╭──

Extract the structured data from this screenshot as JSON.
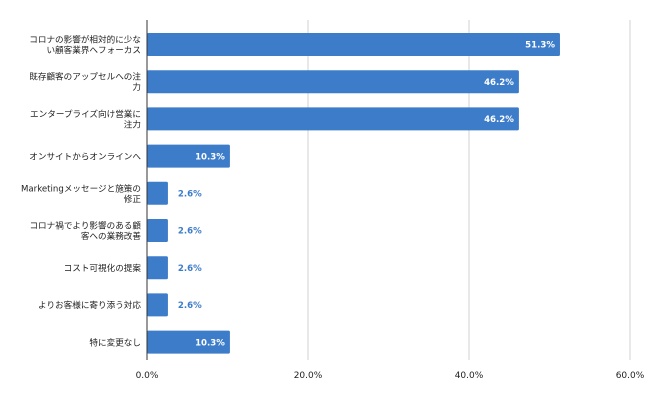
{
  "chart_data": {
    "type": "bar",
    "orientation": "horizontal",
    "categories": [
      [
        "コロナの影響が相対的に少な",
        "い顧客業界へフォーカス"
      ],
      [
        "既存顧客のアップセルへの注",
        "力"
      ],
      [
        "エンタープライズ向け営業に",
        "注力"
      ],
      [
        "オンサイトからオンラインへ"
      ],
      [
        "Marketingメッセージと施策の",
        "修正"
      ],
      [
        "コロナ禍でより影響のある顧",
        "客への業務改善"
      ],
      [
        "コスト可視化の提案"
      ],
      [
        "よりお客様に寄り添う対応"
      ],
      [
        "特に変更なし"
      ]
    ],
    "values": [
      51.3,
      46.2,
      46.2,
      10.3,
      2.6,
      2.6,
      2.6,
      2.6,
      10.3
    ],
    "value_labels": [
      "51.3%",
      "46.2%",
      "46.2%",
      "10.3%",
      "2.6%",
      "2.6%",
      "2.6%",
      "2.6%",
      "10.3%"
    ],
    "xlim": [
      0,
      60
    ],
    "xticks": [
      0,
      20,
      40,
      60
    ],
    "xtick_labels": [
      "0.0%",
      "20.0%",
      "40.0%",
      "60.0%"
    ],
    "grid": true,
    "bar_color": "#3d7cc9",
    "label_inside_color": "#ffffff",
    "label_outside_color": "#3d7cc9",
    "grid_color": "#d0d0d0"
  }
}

╰──
╭──

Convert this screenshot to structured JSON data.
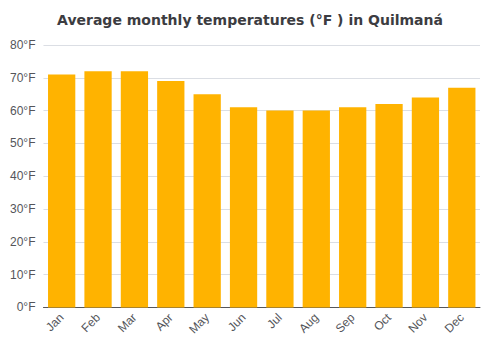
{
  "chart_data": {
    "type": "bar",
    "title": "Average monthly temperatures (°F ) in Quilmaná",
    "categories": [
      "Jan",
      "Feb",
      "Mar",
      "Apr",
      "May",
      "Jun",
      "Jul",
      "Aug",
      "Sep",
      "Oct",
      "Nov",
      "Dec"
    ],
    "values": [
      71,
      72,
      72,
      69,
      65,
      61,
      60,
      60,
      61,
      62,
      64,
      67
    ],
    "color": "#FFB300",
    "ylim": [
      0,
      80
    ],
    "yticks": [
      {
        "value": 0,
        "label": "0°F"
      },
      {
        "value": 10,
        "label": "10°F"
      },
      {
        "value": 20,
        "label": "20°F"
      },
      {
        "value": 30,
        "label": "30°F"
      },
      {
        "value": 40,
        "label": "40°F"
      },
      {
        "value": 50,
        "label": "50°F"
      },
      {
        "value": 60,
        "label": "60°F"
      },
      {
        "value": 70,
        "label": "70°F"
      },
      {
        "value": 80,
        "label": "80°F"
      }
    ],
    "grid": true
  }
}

╰──
╭──

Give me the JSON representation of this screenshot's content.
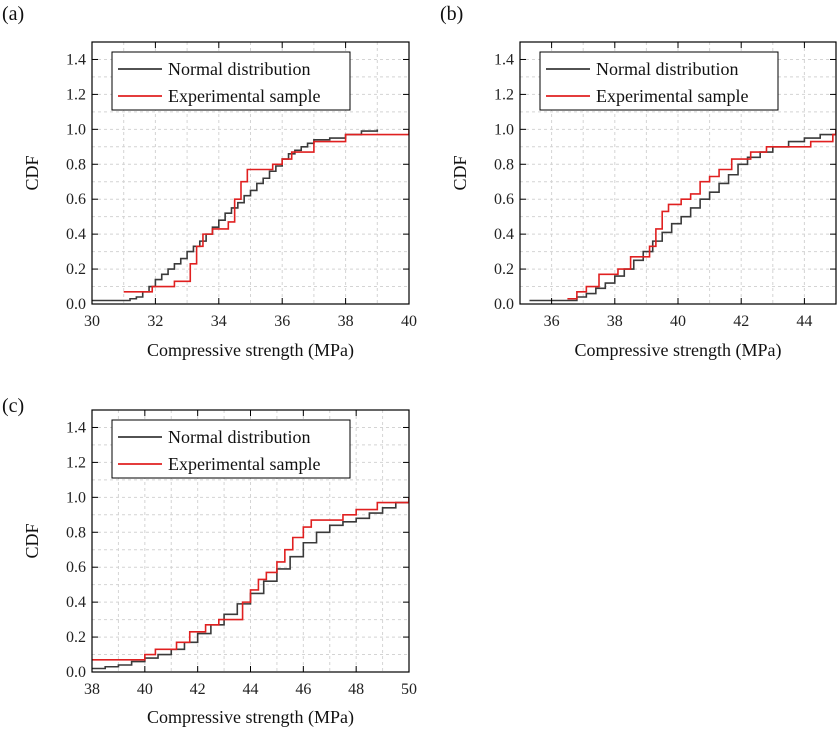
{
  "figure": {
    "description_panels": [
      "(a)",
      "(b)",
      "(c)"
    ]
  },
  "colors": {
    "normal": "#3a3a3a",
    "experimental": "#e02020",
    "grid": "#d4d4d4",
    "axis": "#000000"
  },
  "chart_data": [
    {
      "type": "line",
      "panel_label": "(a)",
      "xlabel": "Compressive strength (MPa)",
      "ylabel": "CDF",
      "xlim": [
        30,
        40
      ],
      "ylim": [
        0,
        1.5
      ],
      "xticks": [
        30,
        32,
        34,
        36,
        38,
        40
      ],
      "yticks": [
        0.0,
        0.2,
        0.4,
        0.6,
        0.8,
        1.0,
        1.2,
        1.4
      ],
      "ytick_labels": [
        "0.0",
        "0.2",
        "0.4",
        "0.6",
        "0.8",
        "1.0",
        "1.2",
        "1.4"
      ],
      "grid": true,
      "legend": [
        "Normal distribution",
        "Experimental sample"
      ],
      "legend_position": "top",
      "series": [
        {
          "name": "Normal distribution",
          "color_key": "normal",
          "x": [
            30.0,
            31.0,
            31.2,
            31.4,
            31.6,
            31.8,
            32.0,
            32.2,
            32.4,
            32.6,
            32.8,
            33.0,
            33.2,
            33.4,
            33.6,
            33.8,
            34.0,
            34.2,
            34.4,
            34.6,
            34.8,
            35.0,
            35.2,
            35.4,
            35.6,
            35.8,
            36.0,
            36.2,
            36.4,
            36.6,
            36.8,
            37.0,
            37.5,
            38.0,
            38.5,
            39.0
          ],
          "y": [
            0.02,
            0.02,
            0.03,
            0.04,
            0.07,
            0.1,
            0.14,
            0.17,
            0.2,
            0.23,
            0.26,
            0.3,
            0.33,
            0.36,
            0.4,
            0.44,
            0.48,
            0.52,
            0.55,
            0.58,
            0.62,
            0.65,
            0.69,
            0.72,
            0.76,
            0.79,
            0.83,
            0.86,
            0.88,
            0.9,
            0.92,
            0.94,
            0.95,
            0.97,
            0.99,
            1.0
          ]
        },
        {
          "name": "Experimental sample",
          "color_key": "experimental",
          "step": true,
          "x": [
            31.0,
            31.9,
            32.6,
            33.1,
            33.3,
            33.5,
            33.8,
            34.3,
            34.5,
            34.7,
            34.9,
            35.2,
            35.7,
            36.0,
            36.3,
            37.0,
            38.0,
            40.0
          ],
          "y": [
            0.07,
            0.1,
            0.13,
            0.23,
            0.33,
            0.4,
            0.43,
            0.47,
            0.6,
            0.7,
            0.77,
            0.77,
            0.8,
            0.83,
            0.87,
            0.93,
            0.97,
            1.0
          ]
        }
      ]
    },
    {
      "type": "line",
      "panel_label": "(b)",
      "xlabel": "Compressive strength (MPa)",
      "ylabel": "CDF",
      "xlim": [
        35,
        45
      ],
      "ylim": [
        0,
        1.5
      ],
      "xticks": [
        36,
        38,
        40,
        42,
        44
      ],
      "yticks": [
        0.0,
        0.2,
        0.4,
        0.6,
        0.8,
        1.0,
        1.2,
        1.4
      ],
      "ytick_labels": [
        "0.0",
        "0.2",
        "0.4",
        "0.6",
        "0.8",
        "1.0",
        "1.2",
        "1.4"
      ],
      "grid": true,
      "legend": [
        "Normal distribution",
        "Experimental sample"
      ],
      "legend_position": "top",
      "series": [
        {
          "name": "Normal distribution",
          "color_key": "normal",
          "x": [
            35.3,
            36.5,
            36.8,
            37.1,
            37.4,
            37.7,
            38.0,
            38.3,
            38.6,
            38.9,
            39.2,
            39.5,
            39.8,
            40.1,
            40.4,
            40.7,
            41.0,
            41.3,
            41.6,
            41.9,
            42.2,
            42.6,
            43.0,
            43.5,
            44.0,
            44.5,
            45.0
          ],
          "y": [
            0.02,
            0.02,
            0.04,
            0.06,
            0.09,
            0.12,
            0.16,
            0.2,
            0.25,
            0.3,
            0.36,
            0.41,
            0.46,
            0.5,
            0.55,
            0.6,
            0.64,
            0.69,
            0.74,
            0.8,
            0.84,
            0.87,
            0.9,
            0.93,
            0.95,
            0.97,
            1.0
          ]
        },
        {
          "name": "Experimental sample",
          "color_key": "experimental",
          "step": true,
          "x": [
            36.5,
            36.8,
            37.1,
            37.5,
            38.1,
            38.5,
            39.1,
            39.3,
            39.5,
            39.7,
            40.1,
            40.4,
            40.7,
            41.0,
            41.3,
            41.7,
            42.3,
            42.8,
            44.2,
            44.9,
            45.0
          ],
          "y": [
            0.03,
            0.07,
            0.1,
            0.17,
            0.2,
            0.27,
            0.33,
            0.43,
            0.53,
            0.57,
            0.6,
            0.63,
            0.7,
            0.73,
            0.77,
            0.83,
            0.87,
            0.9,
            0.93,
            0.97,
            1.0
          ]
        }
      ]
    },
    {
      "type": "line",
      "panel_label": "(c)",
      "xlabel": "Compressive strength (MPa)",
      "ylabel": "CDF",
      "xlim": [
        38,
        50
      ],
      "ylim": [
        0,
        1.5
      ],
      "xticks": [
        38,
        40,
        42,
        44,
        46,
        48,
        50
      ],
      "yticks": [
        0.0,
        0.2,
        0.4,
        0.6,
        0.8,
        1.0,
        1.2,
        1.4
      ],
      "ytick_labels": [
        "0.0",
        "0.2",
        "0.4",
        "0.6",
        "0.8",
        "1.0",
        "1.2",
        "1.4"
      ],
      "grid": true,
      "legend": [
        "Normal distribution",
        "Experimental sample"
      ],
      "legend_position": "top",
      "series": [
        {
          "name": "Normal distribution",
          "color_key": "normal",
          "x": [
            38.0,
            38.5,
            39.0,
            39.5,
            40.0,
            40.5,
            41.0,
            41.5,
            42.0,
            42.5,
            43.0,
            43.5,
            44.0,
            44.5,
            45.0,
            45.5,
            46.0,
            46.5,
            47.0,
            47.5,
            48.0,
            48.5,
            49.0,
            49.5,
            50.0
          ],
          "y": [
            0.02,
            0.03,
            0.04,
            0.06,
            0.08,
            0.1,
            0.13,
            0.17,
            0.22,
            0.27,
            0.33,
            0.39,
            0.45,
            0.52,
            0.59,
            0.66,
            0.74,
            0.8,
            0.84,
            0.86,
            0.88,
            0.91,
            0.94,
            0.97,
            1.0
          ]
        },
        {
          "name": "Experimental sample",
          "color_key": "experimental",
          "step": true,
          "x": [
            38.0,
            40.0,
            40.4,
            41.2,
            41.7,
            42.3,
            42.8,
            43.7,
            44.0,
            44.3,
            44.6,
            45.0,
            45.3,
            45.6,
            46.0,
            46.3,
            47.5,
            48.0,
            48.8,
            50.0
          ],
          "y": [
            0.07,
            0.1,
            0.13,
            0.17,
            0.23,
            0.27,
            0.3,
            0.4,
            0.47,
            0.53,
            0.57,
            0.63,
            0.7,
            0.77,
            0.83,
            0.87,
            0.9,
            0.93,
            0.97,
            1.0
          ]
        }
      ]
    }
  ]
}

╰──

Read the entries and show each line that mentions "screenshot".

**PROBLEM SOLUTION**
Extract the structured data from this screenshot as JSON.
Convert this screenshot to structured JSON data.
Give me the JSON representation of this screenshot's content.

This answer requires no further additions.